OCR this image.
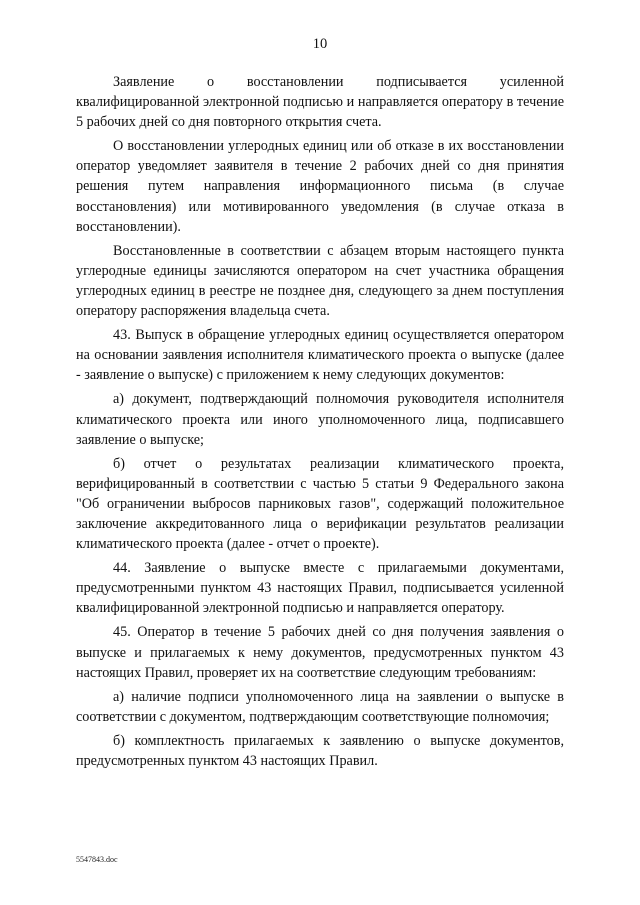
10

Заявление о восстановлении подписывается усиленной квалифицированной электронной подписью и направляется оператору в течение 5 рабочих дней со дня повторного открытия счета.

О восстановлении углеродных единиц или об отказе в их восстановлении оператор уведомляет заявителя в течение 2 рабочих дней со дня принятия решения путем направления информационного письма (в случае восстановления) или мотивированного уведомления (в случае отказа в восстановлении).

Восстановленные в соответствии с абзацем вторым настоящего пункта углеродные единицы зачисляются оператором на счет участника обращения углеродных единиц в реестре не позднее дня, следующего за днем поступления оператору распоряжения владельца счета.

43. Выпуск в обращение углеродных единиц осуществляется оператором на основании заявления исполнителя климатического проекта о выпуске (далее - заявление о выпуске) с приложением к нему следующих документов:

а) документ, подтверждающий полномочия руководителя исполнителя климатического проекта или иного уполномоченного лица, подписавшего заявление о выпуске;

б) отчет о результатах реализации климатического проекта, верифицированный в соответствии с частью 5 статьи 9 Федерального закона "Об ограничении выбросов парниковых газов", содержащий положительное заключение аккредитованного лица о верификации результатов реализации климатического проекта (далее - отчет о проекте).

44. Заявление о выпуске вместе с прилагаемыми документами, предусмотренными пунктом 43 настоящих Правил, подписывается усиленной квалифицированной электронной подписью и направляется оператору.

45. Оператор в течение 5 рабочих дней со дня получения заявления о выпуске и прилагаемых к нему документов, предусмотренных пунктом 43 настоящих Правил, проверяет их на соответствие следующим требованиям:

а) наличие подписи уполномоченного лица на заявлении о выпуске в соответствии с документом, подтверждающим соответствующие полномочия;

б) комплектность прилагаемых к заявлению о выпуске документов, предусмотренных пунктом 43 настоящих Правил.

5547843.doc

==============================

STATED PROBLEM:
Pick out each line containing the string "квалифицированной" and copy it.

RESULT OF THIS TASK:
Заявление о восстановлении подписывается усиленной квалифицированной электронной подписью и направляется оператору в течение 5 рабочих дней со дня повторного открытия счета.
44. Заявление о выпуске вместе с прилагаемыми документами, предусмотренными пунктом 43 настоящих Правил, подписывается усиленной квалифицированной электронной подписью и направляется оператору.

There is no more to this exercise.